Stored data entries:
start

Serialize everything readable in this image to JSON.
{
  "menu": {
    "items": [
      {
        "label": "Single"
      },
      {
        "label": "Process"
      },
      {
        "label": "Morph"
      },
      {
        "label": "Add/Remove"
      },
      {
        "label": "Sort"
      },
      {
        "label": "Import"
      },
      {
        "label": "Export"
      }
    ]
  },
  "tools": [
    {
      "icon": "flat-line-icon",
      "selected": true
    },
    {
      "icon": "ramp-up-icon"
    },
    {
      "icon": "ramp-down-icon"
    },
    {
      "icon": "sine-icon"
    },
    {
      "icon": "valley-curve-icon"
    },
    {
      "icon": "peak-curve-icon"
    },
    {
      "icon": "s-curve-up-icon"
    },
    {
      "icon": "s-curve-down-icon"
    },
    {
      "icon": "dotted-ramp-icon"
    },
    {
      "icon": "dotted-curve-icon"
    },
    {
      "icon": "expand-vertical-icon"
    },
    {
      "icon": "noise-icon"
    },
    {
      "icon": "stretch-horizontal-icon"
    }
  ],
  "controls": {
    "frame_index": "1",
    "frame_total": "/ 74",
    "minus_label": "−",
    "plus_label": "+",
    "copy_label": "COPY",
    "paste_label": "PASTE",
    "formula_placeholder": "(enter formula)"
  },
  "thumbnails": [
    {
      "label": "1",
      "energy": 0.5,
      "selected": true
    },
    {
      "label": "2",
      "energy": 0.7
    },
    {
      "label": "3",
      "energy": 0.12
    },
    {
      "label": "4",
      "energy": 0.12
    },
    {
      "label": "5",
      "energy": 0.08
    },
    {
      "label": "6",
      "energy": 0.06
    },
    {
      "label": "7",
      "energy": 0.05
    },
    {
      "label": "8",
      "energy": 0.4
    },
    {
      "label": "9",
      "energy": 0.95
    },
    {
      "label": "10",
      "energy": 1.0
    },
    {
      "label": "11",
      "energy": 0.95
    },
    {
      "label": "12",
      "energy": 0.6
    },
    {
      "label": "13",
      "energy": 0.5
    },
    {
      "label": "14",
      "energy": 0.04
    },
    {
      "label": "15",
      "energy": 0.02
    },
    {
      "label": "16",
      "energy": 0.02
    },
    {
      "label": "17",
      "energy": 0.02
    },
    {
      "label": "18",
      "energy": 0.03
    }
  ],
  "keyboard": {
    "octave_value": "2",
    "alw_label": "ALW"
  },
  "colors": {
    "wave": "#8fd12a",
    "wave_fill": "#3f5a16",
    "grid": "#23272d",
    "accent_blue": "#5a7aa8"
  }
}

end

Go over the data above and copy every line that has the word "ramp" in it.

      "icon": "ramp-up-icon"
      "icon": "ramp-down-icon"
      "icon": "dotted-ramp-icon"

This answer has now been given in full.